● GIVEN INSTRUCTION: Please work out how many lines in the material contain "right" and give only that figure.

───── MATERIAL FOR THIS TASK

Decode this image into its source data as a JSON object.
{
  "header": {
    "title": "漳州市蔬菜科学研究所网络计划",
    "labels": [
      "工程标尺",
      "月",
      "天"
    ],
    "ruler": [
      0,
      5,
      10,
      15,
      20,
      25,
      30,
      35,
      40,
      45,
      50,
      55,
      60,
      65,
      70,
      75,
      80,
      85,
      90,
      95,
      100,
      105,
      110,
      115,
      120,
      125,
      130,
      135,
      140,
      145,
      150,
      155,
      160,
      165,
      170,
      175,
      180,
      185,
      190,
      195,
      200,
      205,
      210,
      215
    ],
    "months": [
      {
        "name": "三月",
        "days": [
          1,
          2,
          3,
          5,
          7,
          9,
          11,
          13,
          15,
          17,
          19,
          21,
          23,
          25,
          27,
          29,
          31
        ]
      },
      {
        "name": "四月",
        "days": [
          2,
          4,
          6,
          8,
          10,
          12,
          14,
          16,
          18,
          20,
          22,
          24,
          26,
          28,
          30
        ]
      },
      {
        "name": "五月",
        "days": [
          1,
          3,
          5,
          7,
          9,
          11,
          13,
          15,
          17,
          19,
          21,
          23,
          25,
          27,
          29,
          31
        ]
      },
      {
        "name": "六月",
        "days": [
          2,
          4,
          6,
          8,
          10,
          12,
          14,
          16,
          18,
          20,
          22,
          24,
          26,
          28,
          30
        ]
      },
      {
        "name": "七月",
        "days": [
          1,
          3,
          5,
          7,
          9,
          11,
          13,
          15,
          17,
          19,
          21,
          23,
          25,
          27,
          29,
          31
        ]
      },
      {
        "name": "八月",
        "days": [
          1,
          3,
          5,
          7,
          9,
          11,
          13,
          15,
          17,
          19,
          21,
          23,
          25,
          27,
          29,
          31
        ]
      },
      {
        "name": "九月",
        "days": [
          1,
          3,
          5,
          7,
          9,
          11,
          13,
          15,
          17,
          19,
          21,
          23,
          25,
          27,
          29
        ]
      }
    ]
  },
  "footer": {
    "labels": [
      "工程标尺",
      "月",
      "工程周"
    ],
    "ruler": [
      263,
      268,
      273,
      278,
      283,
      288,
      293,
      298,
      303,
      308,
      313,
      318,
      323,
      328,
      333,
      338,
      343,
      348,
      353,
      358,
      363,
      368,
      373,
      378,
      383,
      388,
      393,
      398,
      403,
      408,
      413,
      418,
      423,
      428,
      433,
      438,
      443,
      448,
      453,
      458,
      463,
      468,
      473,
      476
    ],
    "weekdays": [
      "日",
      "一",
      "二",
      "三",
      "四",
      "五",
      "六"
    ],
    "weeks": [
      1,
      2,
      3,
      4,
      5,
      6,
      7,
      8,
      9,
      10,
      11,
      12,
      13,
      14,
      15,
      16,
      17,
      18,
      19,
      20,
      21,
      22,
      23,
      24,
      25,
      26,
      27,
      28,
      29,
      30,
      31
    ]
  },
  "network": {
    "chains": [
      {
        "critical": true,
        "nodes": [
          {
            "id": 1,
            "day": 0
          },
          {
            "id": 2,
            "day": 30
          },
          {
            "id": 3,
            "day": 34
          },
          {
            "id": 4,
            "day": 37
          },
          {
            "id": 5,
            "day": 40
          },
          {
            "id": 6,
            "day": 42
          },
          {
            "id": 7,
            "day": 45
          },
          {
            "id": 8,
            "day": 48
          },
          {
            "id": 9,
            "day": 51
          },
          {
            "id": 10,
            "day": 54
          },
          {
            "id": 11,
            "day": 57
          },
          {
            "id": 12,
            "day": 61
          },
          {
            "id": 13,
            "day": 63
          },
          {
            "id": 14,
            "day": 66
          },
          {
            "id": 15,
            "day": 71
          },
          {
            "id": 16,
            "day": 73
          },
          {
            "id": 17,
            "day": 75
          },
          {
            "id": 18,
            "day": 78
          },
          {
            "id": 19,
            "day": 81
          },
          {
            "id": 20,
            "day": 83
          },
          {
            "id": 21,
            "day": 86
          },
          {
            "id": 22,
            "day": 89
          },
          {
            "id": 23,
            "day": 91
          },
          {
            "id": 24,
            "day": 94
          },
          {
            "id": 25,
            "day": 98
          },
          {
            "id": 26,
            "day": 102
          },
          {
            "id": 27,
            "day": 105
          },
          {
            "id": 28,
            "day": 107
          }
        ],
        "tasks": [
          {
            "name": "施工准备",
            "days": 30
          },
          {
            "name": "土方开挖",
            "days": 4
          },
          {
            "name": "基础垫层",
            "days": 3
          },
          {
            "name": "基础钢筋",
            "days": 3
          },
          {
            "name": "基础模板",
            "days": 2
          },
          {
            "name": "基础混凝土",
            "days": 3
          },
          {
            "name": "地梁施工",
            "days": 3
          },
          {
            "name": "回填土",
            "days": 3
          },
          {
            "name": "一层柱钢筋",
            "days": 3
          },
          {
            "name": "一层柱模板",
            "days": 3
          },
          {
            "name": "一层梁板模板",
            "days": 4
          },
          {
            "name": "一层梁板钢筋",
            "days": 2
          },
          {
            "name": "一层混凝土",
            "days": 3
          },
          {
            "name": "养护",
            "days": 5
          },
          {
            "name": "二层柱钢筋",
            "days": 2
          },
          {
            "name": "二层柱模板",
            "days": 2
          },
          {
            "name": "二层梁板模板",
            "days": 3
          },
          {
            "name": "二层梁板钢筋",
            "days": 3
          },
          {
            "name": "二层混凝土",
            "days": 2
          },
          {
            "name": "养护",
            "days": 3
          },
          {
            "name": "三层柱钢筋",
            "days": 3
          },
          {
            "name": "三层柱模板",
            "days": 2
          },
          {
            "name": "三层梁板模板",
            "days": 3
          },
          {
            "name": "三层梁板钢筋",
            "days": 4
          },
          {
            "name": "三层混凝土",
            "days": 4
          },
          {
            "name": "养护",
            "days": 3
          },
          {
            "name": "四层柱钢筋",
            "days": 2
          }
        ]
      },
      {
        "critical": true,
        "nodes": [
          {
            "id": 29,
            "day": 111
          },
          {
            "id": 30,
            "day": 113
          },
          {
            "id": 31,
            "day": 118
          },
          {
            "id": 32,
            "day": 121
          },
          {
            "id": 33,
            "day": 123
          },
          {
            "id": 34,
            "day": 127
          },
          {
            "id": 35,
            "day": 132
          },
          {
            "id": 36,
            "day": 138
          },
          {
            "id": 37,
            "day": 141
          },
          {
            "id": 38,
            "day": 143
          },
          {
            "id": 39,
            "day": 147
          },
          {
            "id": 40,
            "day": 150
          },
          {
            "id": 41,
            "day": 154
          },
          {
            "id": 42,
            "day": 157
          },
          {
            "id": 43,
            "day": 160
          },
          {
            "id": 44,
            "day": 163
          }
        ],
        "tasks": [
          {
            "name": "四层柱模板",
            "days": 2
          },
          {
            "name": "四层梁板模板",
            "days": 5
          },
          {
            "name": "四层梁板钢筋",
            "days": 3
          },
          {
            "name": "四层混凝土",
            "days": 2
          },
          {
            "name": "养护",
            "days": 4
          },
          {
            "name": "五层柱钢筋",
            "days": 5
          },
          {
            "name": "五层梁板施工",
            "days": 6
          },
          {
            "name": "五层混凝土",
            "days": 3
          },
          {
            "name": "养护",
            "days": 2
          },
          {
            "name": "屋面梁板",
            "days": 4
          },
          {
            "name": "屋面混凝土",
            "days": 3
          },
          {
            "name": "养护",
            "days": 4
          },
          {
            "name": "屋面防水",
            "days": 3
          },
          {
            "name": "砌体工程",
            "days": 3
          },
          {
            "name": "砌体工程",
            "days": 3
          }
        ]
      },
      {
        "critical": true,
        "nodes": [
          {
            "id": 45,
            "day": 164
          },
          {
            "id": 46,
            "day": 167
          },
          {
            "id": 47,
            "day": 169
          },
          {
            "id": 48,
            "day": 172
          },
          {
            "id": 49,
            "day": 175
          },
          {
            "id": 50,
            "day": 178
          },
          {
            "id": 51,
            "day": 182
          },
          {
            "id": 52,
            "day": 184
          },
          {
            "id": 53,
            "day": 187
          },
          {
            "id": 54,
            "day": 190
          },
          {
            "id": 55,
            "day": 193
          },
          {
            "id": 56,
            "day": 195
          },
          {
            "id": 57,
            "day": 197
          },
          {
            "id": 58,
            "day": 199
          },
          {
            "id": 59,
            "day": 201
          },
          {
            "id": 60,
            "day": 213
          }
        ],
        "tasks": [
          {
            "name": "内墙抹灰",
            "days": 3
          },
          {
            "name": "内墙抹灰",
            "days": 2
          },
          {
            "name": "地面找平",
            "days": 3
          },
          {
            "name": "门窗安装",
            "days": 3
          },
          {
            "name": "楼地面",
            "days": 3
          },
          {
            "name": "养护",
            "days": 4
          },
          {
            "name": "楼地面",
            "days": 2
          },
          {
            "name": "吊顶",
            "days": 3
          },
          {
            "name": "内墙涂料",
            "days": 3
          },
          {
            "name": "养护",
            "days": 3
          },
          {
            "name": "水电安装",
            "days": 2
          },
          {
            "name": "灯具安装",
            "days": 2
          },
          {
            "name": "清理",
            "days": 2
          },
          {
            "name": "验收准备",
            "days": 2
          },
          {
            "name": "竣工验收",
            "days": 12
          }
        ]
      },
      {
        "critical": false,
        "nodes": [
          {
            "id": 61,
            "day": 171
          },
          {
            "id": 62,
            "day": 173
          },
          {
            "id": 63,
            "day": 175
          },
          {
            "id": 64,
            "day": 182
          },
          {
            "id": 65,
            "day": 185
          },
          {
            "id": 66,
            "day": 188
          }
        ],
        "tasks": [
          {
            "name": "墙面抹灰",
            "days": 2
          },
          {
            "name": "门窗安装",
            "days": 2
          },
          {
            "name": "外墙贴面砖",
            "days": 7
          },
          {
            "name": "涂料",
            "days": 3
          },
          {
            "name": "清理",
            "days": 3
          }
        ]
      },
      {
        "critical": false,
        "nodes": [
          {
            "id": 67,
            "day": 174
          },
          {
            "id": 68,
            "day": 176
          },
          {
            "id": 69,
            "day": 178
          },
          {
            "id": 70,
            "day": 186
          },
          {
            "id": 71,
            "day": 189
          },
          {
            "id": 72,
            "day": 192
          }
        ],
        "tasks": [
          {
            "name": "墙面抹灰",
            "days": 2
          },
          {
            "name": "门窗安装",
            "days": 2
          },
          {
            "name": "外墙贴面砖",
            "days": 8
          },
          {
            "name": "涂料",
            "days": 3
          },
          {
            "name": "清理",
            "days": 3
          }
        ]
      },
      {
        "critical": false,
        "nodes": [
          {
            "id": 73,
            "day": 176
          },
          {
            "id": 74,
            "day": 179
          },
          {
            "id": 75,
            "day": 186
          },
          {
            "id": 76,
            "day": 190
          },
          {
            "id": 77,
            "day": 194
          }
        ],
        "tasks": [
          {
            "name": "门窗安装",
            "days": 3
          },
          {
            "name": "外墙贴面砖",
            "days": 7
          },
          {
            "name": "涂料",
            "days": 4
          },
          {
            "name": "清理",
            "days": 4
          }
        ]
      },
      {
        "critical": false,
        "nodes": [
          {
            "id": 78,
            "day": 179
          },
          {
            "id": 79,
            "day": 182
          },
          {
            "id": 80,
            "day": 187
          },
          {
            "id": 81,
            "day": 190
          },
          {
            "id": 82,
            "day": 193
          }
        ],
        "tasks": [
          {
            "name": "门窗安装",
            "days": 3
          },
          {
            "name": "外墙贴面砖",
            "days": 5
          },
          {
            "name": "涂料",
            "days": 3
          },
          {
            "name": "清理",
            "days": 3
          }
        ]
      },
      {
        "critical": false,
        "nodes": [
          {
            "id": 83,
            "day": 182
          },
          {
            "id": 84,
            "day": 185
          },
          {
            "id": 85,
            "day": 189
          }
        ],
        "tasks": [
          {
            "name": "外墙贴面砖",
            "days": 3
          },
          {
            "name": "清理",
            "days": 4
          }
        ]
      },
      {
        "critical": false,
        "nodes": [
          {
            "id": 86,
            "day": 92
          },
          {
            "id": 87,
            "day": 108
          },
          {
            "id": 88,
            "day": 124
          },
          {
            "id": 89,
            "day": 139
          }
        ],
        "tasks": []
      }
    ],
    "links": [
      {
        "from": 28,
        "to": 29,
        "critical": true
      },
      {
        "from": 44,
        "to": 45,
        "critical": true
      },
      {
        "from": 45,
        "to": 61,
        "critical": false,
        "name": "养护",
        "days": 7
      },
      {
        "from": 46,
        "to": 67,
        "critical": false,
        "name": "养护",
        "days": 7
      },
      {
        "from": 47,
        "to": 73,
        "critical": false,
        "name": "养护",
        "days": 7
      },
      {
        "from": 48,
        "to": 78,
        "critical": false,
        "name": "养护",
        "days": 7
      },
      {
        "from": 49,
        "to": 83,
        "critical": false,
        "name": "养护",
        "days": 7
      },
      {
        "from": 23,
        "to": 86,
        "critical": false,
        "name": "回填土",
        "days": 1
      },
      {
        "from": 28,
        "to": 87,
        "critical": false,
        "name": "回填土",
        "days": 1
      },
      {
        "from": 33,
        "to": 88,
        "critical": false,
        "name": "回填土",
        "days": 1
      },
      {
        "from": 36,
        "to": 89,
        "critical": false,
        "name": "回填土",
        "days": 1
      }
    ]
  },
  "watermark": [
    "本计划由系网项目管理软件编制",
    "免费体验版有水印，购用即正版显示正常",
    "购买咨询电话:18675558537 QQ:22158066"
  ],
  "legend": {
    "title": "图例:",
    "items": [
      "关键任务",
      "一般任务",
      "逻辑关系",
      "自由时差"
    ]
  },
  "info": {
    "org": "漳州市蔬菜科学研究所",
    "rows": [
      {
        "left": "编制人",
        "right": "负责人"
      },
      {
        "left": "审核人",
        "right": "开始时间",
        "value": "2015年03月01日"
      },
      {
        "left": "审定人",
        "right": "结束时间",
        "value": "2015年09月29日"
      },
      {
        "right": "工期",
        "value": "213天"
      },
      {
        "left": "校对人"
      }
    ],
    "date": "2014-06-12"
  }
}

──────────

● THE ANSWER: 4